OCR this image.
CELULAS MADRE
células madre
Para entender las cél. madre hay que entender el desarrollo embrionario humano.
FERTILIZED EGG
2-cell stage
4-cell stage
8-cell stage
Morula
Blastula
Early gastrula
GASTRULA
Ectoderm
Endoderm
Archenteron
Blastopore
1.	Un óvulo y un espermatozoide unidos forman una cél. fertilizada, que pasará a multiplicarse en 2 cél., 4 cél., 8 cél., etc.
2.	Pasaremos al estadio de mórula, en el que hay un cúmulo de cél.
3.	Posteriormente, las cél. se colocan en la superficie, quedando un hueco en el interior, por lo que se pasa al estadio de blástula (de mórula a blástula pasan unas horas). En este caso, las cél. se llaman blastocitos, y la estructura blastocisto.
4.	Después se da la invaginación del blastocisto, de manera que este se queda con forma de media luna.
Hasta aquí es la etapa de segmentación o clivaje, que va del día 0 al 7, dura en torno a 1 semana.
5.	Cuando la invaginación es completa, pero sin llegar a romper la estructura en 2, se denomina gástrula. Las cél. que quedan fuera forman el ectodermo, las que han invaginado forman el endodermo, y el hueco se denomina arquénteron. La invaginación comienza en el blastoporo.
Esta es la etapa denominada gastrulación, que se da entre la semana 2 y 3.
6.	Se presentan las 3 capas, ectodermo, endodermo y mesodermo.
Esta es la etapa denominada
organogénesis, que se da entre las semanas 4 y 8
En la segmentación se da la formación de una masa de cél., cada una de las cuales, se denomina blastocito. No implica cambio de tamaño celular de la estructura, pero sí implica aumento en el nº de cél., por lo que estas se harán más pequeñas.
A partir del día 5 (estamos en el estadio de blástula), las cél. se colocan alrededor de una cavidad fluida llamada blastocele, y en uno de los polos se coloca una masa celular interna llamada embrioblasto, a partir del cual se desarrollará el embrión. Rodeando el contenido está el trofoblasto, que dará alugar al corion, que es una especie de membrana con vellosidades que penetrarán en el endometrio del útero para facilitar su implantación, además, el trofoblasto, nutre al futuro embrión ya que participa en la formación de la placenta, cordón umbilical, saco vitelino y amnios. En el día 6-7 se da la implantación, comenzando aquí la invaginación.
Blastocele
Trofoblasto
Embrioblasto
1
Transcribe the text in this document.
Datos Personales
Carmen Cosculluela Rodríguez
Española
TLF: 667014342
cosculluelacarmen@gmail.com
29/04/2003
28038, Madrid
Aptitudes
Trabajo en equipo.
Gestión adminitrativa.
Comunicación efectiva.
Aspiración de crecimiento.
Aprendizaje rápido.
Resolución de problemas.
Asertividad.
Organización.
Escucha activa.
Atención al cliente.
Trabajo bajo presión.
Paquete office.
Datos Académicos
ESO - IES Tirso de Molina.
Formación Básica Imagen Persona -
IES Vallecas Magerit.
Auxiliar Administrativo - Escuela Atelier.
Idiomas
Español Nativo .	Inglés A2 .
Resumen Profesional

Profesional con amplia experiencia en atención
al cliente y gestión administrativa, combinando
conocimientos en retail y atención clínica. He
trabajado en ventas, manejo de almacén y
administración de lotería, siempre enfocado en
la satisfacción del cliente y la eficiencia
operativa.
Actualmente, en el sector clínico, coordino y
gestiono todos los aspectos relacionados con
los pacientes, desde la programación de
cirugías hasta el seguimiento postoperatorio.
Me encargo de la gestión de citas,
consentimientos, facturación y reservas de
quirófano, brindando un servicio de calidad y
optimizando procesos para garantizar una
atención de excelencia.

━━━━━━━━━━━━━━━━━━━━━━━━━━━━━━

▶ [Directions for this task]: State the count of lines with the word "cliente" in them, and write nothing else.

▶ [Solution to this task]: 3